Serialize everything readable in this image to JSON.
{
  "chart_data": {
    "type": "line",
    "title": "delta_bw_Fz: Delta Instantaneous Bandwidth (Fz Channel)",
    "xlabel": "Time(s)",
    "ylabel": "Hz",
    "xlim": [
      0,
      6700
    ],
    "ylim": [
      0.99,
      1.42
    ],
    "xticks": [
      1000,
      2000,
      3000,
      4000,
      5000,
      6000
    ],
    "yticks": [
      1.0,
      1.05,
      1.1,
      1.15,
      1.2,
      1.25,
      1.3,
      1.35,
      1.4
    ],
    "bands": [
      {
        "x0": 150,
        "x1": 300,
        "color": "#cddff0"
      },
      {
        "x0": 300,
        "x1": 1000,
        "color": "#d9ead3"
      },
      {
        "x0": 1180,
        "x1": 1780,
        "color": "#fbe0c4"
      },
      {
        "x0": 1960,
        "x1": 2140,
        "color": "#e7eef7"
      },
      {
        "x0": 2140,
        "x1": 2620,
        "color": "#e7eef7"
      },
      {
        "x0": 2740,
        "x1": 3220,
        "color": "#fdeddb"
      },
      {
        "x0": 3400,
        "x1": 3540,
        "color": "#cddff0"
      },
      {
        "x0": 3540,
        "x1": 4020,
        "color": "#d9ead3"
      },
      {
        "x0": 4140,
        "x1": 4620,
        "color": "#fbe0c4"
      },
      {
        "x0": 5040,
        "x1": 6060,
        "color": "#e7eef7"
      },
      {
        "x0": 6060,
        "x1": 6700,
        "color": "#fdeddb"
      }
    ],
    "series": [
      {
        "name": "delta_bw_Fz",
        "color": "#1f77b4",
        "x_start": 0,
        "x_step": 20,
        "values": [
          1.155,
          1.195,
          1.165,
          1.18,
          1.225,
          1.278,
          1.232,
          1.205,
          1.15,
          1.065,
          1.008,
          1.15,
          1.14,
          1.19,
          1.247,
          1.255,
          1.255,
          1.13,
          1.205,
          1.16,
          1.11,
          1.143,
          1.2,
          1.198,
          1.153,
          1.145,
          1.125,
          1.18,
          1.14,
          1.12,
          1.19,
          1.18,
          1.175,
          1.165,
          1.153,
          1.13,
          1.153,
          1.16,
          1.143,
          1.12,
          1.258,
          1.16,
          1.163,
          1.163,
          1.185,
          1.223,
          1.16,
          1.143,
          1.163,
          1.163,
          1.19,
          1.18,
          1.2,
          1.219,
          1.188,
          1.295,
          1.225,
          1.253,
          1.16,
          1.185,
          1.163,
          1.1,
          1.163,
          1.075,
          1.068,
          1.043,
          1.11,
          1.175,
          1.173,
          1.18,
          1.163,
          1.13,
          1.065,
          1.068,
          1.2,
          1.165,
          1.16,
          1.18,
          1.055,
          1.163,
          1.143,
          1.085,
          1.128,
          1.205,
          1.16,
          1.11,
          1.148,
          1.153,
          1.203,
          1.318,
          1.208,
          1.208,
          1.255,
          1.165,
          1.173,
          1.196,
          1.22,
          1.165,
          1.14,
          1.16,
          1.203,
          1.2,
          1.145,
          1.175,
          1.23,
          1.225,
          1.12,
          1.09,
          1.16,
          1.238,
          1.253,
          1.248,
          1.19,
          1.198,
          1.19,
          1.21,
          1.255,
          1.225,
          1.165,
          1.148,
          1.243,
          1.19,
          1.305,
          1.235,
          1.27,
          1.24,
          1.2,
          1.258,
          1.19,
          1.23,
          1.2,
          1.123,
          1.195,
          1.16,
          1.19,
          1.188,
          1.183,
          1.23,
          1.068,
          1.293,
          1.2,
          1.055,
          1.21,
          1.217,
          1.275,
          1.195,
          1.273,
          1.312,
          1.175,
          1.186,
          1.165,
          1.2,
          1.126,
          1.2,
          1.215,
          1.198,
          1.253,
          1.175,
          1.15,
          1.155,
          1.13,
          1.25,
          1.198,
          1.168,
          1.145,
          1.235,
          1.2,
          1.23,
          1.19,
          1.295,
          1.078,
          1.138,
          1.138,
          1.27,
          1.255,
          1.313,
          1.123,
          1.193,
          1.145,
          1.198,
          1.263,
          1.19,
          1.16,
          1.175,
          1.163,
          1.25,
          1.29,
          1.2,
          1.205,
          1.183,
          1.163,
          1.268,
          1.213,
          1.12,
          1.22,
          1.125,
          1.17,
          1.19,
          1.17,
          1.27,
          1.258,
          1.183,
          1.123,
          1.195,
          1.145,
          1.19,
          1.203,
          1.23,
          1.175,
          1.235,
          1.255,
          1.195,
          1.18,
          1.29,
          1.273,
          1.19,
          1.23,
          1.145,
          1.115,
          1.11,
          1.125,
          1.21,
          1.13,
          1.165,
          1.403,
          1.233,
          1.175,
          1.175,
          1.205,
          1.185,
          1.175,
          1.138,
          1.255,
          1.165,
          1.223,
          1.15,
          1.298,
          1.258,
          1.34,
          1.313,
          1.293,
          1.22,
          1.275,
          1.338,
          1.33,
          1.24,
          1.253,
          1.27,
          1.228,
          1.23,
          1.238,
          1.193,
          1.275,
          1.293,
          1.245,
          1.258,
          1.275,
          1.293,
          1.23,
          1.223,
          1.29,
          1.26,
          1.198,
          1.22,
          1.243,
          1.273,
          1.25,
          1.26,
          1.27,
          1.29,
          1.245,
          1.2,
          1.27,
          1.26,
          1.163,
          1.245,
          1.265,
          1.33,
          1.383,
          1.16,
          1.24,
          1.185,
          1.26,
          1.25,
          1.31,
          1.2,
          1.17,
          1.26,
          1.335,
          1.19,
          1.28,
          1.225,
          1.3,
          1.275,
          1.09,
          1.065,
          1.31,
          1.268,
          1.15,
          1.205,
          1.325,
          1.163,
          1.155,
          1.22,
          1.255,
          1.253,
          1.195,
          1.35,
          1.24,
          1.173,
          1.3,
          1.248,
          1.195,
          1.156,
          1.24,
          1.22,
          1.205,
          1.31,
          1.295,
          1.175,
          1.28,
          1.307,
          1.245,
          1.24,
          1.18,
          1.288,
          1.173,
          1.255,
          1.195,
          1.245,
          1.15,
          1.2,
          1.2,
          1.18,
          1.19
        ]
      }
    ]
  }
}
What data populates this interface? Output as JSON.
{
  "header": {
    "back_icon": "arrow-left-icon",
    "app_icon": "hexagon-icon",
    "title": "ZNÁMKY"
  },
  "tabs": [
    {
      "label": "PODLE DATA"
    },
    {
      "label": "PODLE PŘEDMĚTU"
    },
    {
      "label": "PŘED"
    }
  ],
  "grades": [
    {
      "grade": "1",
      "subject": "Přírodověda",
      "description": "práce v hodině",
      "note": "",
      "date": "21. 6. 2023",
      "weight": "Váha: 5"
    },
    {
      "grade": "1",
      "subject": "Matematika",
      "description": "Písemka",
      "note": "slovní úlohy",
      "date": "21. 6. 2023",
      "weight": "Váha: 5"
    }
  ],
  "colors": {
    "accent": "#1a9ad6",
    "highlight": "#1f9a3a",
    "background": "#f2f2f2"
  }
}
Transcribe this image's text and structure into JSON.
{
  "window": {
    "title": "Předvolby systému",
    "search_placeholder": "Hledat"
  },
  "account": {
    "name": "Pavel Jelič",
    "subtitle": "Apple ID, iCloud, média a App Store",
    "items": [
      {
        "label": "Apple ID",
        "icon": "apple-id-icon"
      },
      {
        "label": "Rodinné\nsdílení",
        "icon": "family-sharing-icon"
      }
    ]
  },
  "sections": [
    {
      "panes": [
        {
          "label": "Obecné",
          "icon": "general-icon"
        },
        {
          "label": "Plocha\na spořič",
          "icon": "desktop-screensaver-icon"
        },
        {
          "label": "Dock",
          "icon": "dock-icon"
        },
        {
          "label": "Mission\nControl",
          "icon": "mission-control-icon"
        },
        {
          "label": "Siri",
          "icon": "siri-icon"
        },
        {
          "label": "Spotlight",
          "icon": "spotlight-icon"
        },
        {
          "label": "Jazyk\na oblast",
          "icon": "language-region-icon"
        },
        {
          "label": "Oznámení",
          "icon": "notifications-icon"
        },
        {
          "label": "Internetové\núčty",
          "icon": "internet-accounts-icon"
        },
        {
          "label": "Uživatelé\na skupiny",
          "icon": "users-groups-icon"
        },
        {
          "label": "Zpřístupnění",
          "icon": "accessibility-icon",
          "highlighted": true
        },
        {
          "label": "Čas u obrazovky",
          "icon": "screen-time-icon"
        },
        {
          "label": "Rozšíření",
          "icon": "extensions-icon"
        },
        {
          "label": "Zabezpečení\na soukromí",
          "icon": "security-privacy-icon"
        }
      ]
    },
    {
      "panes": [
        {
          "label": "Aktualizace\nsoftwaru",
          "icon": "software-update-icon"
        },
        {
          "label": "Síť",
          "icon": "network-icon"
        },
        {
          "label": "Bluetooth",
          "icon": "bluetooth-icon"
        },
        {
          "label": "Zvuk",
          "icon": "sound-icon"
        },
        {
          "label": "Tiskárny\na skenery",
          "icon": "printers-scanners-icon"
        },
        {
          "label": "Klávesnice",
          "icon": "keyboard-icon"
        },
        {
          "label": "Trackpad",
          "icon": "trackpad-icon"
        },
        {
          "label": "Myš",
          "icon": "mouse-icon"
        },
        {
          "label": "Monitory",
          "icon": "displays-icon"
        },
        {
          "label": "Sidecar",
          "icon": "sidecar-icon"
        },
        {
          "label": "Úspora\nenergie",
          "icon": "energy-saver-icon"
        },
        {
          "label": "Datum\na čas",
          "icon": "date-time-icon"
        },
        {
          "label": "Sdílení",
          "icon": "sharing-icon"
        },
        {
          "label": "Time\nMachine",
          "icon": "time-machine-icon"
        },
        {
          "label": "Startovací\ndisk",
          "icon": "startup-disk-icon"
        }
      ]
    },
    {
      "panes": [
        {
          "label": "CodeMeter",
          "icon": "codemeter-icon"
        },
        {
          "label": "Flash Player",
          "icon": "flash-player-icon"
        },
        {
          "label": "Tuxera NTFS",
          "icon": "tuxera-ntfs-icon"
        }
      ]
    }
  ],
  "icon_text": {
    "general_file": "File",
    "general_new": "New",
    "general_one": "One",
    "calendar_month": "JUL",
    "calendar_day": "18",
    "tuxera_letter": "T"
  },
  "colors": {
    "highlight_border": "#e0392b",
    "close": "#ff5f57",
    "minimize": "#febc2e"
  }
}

▸ **Exercise**:
Copy down every line of the entries containing the word "subject".

▸ **Worked answer**:
      "subject": "Přírodověda",
      "subject": "Matematika",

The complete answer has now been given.